• EXERCISE TASK: Transcribe the material in full, exactly as written.

* BEGIN ENTRIES *

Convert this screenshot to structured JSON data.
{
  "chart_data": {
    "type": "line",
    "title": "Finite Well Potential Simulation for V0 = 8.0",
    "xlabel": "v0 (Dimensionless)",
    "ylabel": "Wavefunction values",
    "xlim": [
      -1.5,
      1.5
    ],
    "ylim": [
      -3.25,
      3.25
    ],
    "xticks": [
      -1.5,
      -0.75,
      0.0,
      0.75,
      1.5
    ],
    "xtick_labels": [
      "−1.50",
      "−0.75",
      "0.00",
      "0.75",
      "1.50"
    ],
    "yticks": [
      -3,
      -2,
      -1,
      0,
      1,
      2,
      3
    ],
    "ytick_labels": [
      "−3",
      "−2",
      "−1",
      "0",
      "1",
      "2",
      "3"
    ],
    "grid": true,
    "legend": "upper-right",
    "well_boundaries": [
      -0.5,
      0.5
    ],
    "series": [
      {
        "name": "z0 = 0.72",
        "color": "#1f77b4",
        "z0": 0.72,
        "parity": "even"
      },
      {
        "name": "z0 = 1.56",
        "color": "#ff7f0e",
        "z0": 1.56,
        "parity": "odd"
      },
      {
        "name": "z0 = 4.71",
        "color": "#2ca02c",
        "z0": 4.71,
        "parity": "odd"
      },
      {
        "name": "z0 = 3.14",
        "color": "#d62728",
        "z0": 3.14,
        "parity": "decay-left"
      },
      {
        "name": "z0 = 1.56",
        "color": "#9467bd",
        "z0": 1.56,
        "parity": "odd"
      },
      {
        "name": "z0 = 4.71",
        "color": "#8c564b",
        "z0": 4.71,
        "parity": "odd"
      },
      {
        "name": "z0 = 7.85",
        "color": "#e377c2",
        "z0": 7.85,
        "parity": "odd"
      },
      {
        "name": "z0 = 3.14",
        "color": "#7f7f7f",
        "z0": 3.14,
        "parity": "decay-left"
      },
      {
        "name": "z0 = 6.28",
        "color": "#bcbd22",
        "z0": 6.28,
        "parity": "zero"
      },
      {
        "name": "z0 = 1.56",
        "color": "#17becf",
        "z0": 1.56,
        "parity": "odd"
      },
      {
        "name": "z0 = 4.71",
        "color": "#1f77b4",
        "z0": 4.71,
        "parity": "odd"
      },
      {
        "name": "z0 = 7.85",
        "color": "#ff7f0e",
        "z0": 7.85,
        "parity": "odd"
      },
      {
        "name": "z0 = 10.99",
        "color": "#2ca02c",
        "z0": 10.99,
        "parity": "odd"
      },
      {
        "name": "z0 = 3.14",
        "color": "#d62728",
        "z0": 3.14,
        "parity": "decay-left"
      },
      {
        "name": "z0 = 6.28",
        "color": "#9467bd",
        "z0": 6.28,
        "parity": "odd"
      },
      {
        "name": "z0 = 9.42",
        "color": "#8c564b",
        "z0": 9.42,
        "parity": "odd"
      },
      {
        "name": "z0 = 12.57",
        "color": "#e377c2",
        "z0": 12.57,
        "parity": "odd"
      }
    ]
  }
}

* END ENTRIES *

• OUTPUT OF THE EXERCISE:
Convert this screenshot to structured JSON data.
{
  "chart_data": {
    "type": "line",
    "title": "Finite Well Potential Simulation for V0 = 8.0",
    "xlabel": "v0 (Dimensionless)",
    "ylabel": "Wavefunction values",
    "xlim": [
      -1.5,
      1.5
    ],
    "ylim": [
      -3.25,
      3.25
    ],
    "xticks": [
      -1.5,
      -0.75,
      0.0,
      0.75,
      1.5
    ],
    "xtick_labels": [
      "−1.50",
      "−0.75",
      "0.00",
      "0.75",
      "1.50"
    ],
    "yticks": [
      -3,
      -2,
      -1,
      0,
      1,
      2,
      3
    ],
    "ytick_labels": [
      "−3",
      "−2",
      "−1",
      "0",
      "1",
      "2",
      "3"
    ],
    "grid": true,
    "legend": "upper-right",
    "well_boundaries": [
      -0.5,
      0.5
    ],
    "series": [
      {
        "name": "z0 = 0.72",
        "color": "#1f77b4",
        "z0": 0.72,
        "parity": "even"
      },
      {
        "name": "z0 = 1.56",
        "color": "#ff7f0e",
        "z0": 1.56,
        "parity": "odd"
      },
      {
        "name": "z0 = 4.71",
        "color": "#2ca02c",
        "z0": 4.71,
        "parity": "odd"
      },
      {
        "name": "z0 = 3.14",
        "color": "#d62728",
        "z0": 3.14,
        "parity": "decay-left"
      },
      {
        "name": "z0 = 1.56",
        "color": "#9467bd",
        "z0": 1.56,
        "parity": "odd"
      },
      {
        "name": "z0 = 4.71",
        "color": "#8c564b",
        "z0": 4.71,
        "parity": "odd"
      },
      {
        "name": "z0 = 7.85",
        "color": "#e377c2",
        "z0": 7.85,
        "parity": "odd"
      },
      {
        "name": "z0 = 3.14",
        "color": "#7f7f7f",
        "z0": 3.14,
        "parity": "decay-left"
      },
      {
        "name": "z0 = 6.28",
        "color": "#bcbd22",
        "z0": 6.28,
        "parity": "zero"
      },
      {
        "name": "z0 = 1.56",
        "color": "#17becf",
        "z0": 1.56,
        "parity": "odd"
      },
      {
        "name": "z0 = 4.71",
        "color": "#1f77b4",
        "z0": 4.71,
        "parity": "odd"
      },
      {
        "name": "z0 = 7.85",
        "color": "#ff7f0e",
        "z0": 7.85,
        "parity": "odd"
      },
      {
        "name": "z0 = 10.99",
        "color": "#2ca02c",
        "z0": 10.99,
        "parity": "odd"
      },
      {
        "name": "z0 = 3.14",
        "color": "#d62728",
        "z0": 3.14,
        "parity": "decay-left"
      },
      {
        "name": "z0 = 6.28",
        "color": "#9467bd",
        "z0": 6.28,
        "parity": "odd"
      },
      {
        "name": "z0 = 9.42",
        "color": "#8c564b",
        "z0": 9.42,
        "parity": "odd"
      },
      {
        "name": "z0 = 12.57",
        "color": "#e377c2",
        "z0": 12.57,
        "parity": "odd"
      }
    ]
  }
}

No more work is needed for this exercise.